Exercise objective:
Please transcribe the listing below in full and word for word, without its pictures.
# Data shown start
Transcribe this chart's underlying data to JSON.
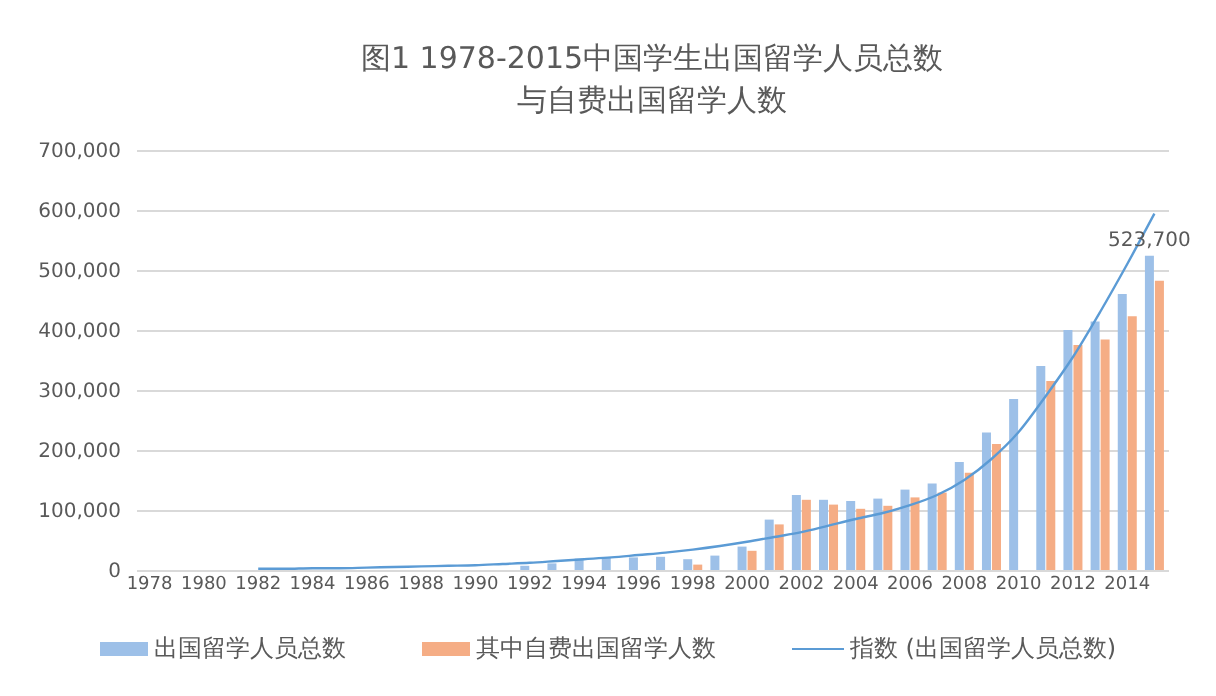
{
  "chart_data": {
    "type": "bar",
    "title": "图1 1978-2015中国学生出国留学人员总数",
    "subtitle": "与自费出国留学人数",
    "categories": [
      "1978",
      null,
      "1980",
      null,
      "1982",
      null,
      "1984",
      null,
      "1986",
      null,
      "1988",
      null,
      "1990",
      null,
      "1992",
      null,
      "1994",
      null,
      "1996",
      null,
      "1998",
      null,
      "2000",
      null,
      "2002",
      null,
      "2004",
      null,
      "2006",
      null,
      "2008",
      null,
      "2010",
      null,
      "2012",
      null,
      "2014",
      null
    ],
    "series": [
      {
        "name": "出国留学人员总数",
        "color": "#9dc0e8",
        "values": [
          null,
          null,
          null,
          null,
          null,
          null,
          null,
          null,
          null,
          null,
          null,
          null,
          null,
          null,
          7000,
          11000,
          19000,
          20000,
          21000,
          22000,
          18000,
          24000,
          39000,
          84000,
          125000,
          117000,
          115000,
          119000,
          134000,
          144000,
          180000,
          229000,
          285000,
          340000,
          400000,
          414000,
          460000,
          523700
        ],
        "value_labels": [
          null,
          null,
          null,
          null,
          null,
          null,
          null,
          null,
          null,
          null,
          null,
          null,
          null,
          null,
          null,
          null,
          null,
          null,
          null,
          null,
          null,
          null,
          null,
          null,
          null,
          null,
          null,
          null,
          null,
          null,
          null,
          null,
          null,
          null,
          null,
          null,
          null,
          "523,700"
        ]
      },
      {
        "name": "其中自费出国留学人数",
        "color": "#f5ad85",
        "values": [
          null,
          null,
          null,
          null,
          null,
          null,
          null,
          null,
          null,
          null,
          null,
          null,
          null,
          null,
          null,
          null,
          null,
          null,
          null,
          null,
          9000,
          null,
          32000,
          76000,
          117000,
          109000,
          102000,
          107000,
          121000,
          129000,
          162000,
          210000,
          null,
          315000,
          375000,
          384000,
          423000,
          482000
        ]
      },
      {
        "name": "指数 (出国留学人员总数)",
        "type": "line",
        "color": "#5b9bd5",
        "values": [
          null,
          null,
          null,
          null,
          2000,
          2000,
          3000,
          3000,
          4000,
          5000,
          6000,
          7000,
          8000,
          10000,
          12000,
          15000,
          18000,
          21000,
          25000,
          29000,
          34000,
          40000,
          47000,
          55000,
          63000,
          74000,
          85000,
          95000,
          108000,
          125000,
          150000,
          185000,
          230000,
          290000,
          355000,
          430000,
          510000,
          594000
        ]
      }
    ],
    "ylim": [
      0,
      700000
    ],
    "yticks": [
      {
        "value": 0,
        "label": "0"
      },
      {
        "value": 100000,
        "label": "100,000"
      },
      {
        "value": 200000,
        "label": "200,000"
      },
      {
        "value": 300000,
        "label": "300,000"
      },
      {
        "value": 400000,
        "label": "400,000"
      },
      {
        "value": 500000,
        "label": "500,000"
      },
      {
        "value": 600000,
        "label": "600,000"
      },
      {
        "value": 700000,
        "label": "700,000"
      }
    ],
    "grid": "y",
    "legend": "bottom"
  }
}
# Data shown end
Correct output:
Transcribe this chart's underlying data to JSON.
{
  "chart_data": {
    "type": "bar",
    "title": "图1 1978-2015中国学生出国留学人员总数",
    "subtitle": "与自费出国留学人数",
    "categories": [
      "1978",
      null,
      "1980",
      null,
      "1982",
      null,
      "1984",
      null,
      "1986",
      null,
      "1988",
      null,
      "1990",
      null,
      "1992",
      null,
      "1994",
      null,
      "1996",
      null,
      "1998",
      null,
      "2000",
      null,
      "2002",
      null,
      "2004",
      null,
      "2006",
      null,
      "2008",
      null,
      "2010",
      null,
      "2012",
      null,
      "2014",
      null
    ],
    "series": [
      {
        "name": "出国留学人员总数",
        "color": "#9dc0e8",
        "values": [
          null,
          null,
          null,
          null,
          null,
          null,
          null,
          null,
          null,
          null,
          null,
          null,
          null,
          null,
          7000,
          11000,
          19000,
          20000,
          21000,
          22000,
          18000,
          24000,
          39000,
          84000,
          125000,
          117000,
          115000,
          119000,
          134000,
          144000,
          180000,
          229000,
          285000,
          340000,
          400000,
          414000,
          460000,
          523700
        ],
        "value_labels": [
          null,
          null,
          null,
          null,
          null,
          null,
          null,
          null,
          null,
          null,
          null,
          null,
          null,
          null,
          null,
          null,
          null,
          null,
          null,
          null,
          null,
          null,
          null,
          null,
          null,
          null,
          null,
          null,
          null,
          null,
          null,
          null,
          null,
          null,
          null,
          null,
          null,
          "523,700"
        ]
      },
      {
        "name": "其中自费出国留学人数",
        "color": "#f5ad85",
        "values": [
          null,
          null,
          null,
          null,
          null,
          null,
          null,
          null,
          null,
          null,
          null,
          null,
          null,
          null,
          null,
          null,
          null,
          null,
          null,
          null,
          9000,
          null,
          32000,
          76000,
          117000,
          109000,
          102000,
          107000,
          121000,
          129000,
          162000,
          210000,
          null,
          315000,
          375000,
          384000,
          423000,
          482000
        ]
      },
      {
        "name": "指数 (出国留学人员总数)",
        "type": "line",
        "color": "#5b9bd5",
        "values": [
          null,
          null,
          null,
          null,
          2000,
          2000,
          3000,
          3000,
          4000,
          5000,
          6000,
          7000,
          8000,
          10000,
          12000,
          15000,
          18000,
          21000,
          25000,
          29000,
          34000,
          40000,
          47000,
          55000,
          63000,
          74000,
          85000,
          95000,
          108000,
          125000,
          150000,
          185000,
          230000,
          290000,
          355000,
          430000,
          510000,
          594000
        ]
      }
    ],
    "ylim": [
      0,
      700000
    ],
    "yticks": [
      {
        "value": 0,
        "label": "0"
      },
      {
        "value": 100000,
        "label": "100,000"
      },
      {
        "value": 200000,
        "label": "200,000"
      },
      {
        "value": 300000,
        "label": "300,000"
      },
      {
        "value": 400000,
        "label": "400,000"
      },
      {
        "value": 500000,
        "label": "500,000"
      },
      {
        "value": 600000,
        "label": "600,000"
      },
      {
        "value": 700000,
        "label": "700,000"
      }
    ],
    "grid": "y",
    "legend": "bottom"
  }
}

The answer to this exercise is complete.